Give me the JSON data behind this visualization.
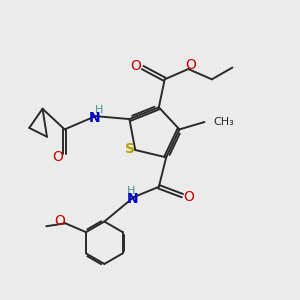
{
  "bg_color": "#ebebeb",
  "bond_color": "#2a2a2a",
  "bond_width": 1.4,
  "figsize": [
    3.0,
    3.0
  ],
  "dpi": 100,
  "xlim": [
    0,
    10
  ],
  "ylim": [
    0,
    10
  ],
  "S_color": "#b8a000",
  "N_color": "#0000cc",
  "O_color": "#cc0000",
  "H_color": "#4a9090",
  "C_color": "#2a2a2a"
}
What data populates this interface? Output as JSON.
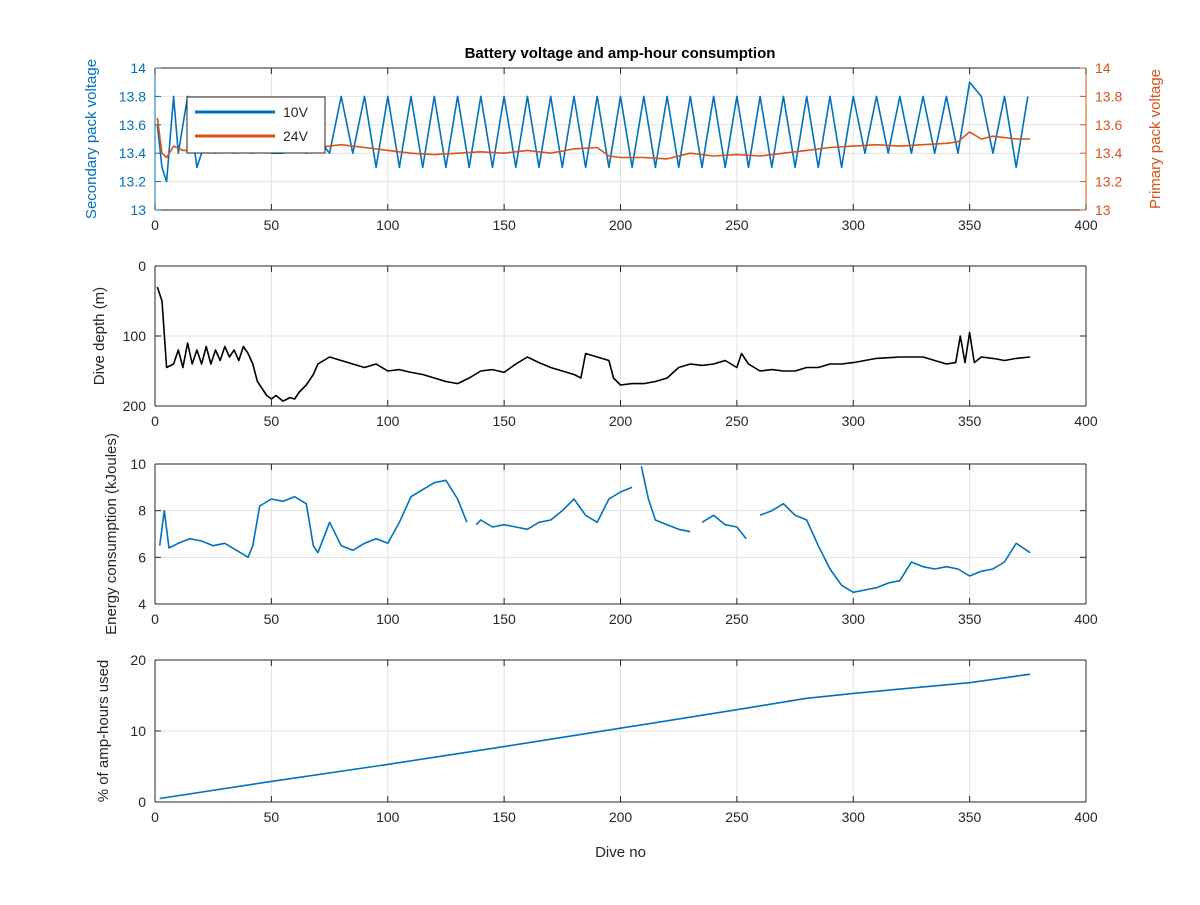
{
  "figure": {
    "title": "Battery voltage and amp-hour consumption"
  },
  "chart_data": [
    {
      "type": "line",
      "title": "Battery voltage and amp-hour consumption",
      "xlabel": "",
      "ylabel": "Secondary pack voltage",
      "ylabel_right": "Primary pack voltage",
      "xlim": [
        0,
        400
      ],
      "ylim": [
        13,
        14
      ],
      "ylim_right": [
        13,
        14
      ],
      "xticks": [
        "0",
        "50",
        "100",
        "150",
        "200",
        "250",
        "300",
        "350",
        "400"
      ],
      "yticks": [
        "13",
        "13.2",
        "13.4",
        "13.6",
        "13.8",
        "14"
      ],
      "yticks_right": [
        "13",
        "13.2",
        "13.4",
        "13.6",
        "13.8",
        "14"
      ],
      "grid": true,
      "legend": "top-left",
      "colors": {
        "left_axis": "#0072BD",
        "right_axis": "#D95319"
      },
      "series": [
        {
          "name": "10V",
          "color": "#0072BD",
          "axis": "left",
          "x": [
            1,
            3,
            5,
            8,
            10,
            14,
            18,
            22,
            26,
            30,
            34,
            38,
            42,
            46,
            50,
            55,
            60,
            65,
            70,
            75,
            80,
            85,
            90,
            95,
            100,
            105,
            110,
            115,
            120,
            125,
            130,
            135,
            140,
            145,
            150,
            155,
            160,
            165,
            170,
            175,
            180,
            185,
            190,
            195,
            200,
            205,
            210,
            215,
            220,
            225,
            230,
            235,
            240,
            245,
            250,
            255,
            260,
            265,
            270,
            275,
            280,
            285,
            290,
            295,
            300,
            305,
            310,
            315,
            320,
            325,
            330,
            335,
            340,
            345,
            350,
            355,
            360,
            365,
            370,
            375
          ],
          "y": [
            13.6,
            13.3,
            13.2,
            13.8,
            13.4,
            13.8,
            13.3,
            13.5,
            13.4,
            13.5,
            13.4,
            13.5,
            13.4,
            13.5,
            13.4,
            13.4,
            13.5,
            13.4,
            13.5,
            13.4,
            13.8,
            13.4,
            13.8,
            13.3,
            13.8,
            13.3,
            13.8,
            13.3,
            13.8,
            13.3,
            13.8,
            13.3,
            13.8,
            13.3,
            13.8,
            13.3,
            13.8,
            13.3,
            13.8,
            13.3,
            13.8,
            13.3,
            13.8,
            13.3,
            13.8,
            13.3,
            13.8,
            13.3,
            13.8,
            13.3,
            13.8,
            13.3,
            13.8,
            13.3,
            13.8,
            13.3,
            13.8,
            13.3,
            13.8,
            13.3,
            13.8,
            13.3,
            13.8,
            13.3,
            13.8,
            13.4,
            13.8,
            13.4,
            13.8,
            13.4,
            13.8,
            13.4,
            13.8,
            13.4,
            13.9,
            13.8,
            13.4,
            13.8,
            13.3,
            13.8
          ]
        },
        {
          "name": "24V",
          "color": "#D95319",
          "axis": "right",
          "x": [
            1,
            3,
            5,
            8,
            12,
            20,
            30,
            40,
            50,
            60,
            70,
            80,
            90,
            100,
            110,
            120,
            130,
            140,
            150,
            160,
            170,
            180,
            190,
            195,
            200,
            210,
            220,
            230,
            240,
            250,
            260,
            270,
            280,
            290,
            300,
            310,
            320,
            330,
            340,
            345,
            350,
            355,
            360,
            370,
            376
          ],
          "y": [
            13.65,
            13.4,
            13.37,
            13.45,
            13.42,
            13.42,
            13.41,
            13.43,
            13.42,
            13.43,
            13.44,
            13.46,
            13.44,
            13.42,
            13.4,
            13.39,
            13.4,
            13.41,
            13.4,
            13.42,
            13.4,
            13.43,
            13.44,
            13.38,
            13.37,
            13.37,
            13.36,
            13.4,
            13.38,
            13.39,
            13.38,
            13.4,
            13.42,
            13.44,
            13.45,
            13.46,
            13.45,
            13.46,
            13.47,
            13.48,
            13.55,
            13.5,
            13.52,
            13.5,
            13.5
          ]
        }
      ]
    },
    {
      "type": "line",
      "title": "",
      "xlabel": "",
      "ylabel": "Dive depth (m)",
      "xlim": [
        0,
        400
      ],
      "ylim": [
        0,
        200
      ],
      "yreverse": true,
      "xticks": [
        "0",
        "50",
        "100",
        "150",
        "200",
        "250",
        "300",
        "350",
        "400"
      ],
      "yticks": [
        "0",
        "100",
        "200"
      ],
      "grid": true,
      "series": [
        {
          "color": "#000000",
          "x": [
            1,
            3,
            5,
            8,
            10,
            12,
            14,
            16,
            18,
            20,
            22,
            24,
            26,
            28,
            30,
            32,
            34,
            36,
            38,
            40,
            42,
            44,
            46,
            48,
            50,
            52,
            55,
            58,
            60,
            62,
            65,
            68,
            70,
            75,
            80,
            85,
            90,
            95,
            100,
            105,
            110,
            115,
            120,
            125,
            130,
            135,
            140,
            145,
            150,
            155,
            160,
            165,
            170,
            175,
            180,
            183,
            185,
            190,
            195,
            197,
            200,
            205,
            210,
            215,
            220,
            225,
            230,
            235,
            240,
            245,
            250,
            252,
            255,
            260,
            265,
            270,
            275,
            280,
            285,
            290,
            295,
            300,
            305,
            310,
            320,
            330,
            340,
            344,
            346,
            348,
            350,
            352,
            355,
            360,
            365,
            370,
            376
          ],
          "y": [
            30,
            50,
            145,
            140,
            120,
            145,
            110,
            140,
            120,
            140,
            115,
            140,
            120,
            135,
            115,
            130,
            120,
            135,
            115,
            125,
            140,
            165,
            175,
            185,
            190,
            185,
            193,
            188,
            190,
            180,
            170,
            155,
            140,
            130,
            135,
            140,
            145,
            140,
            150,
            148,
            152,
            155,
            160,
            165,
            168,
            160,
            150,
            148,
            152,
            140,
            130,
            138,
            145,
            150,
            155,
            160,
            125,
            130,
            135,
            160,
            170,
            168,
            168,
            165,
            160,
            145,
            140,
            142,
            140,
            135,
            145,
            125,
            140,
            150,
            148,
            150,
            150,
            145,
            145,
            140,
            140,
            138,
            135,
            132,
            130,
            130,
            140,
            138,
            100,
            138,
            95,
            138,
            130,
            132,
            135,
            132,
            130
          ]
        }
      ]
    },
    {
      "type": "line",
      "title": "",
      "xlabel": "",
      "ylabel": "Energy consumption (kJoules)",
      "xlim": [
        0,
        400
      ],
      "ylim": [
        4,
        10
      ],
      "xticks": [
        "0",
        "50",
        "100",
        "150",
        "200",
        "250",
        "300",
        "350",
        "400"
      ],
      "yticks": [
        "4",
        "6",
        "8",
        "10"
      ],
      "grid": true,
      "series": [
        {
          "color": "#0072BD",
          "x": [
            2,
            4,
            6,
            10,
            15,
            20,
            25,
            30,
            35,
            40,
            42,
            45,
            50,
            55,
            60,
            65,
            68,
            70,
            75,
            80,
            85,
            90,
            95,
            100,
            105,
            110,
            115,
            120,
            125,
            130,
            134,
            null,
            138,
            140,
            145,
            150,
            155,
            160,
            165,
            170,
            175,
            180,
            185,
            190,
            195,
            200,
            205,
            null,
            209,
            212,
            215,
            220,
            225,
            230,
            null,
            235,
            240,
            245,
            250,
            254,
            null,
            260,
            265,
            270,
            275,
            280,
            285,
            290,
            295,
            300,
            305,
            310,
            315,
            320,
            325,
            330,
            335,
            340,
            345,
            350,
            355,
            360,
            365,
            370,
            376
          ],
          "y": [
            6.5,
            8.0,
            6.4,
            6.6,
            6.8,
            6.7,
            6.5,
            6.6,
            6.3,
            6.0,
            6.5,
            8.2,
            8.5,
            8.4,
            8.6,
            8.3,
            6.5,
            6.2,
            7.5,
            6.5,
            6.3,
            6.6,
            6.8,
            6.6,
            7.5,
            8.6,
            8.9,
            9.2,
            9.3,
            8.5,
            7.5,
            null,
            7.4,
            7.6,
            7.3,
            7.4,
            7.3,
            7.2,
            7.5,
            7.6,
            8.0,
            8.5,
            7.8,
            7.5,
            8.5,
            8.8,
            9.0,
            null,
            9.9,
            8.5,
            7.6,
            7.4,
            7.2,
            7.1,
            null,
            7.5,
            7.8,
            7.4,
            7.3,
            6.8,
            null,
            7.8,
            8.0,
            8.3,
            7.8,
            7.6,
            6.5,
            5.5,
            4.8,
            4.5,
            4.6,
            4.7,
            4.9,
            5.0,
            5.8,
            5.6,
            5.5,
            5.6,
            5.5,
            5.2,
            5.4,
            5.5,
            5.8,
            6.6,
            6.2
          ]
        }
      ]
    },
    {
      "type": "line",
      "title": "",
      "xlabel": "Dive no",
      "ylabel": "% of amp-hours used",
      "xlim": [
        0,
        400
      ],
      "ylim": [
        0,
        20
      ],
      "xticks": [
        "0",
        "50",
        "100",
        "150",
        "200",
        "250",
        "300",
        "350",
        "400"
      ],
      "yticks": [
        "0",
        "10",
        "20"
      ],
      "grid": true,
      "series": [
        {
          "color": "#0072BD",
          "x": [
            2,
            50,
            100,
            150,
            200,
            250,
            280,
            300,
            350,
            376
          ],
          "y": [
            0.5,
            2.9,
            5.3,
            7.8,
            10.4,
            13.0,
            14.6,
            15.3,
            16.8,
            18.0
          ]
        }
      ]
    }
  ]
}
##############################
# Short task
Gather each line that holds "JSON".

# Answer to this task
Give me the JSON data behind this visualization.
What data populates this interface? Output as JSON.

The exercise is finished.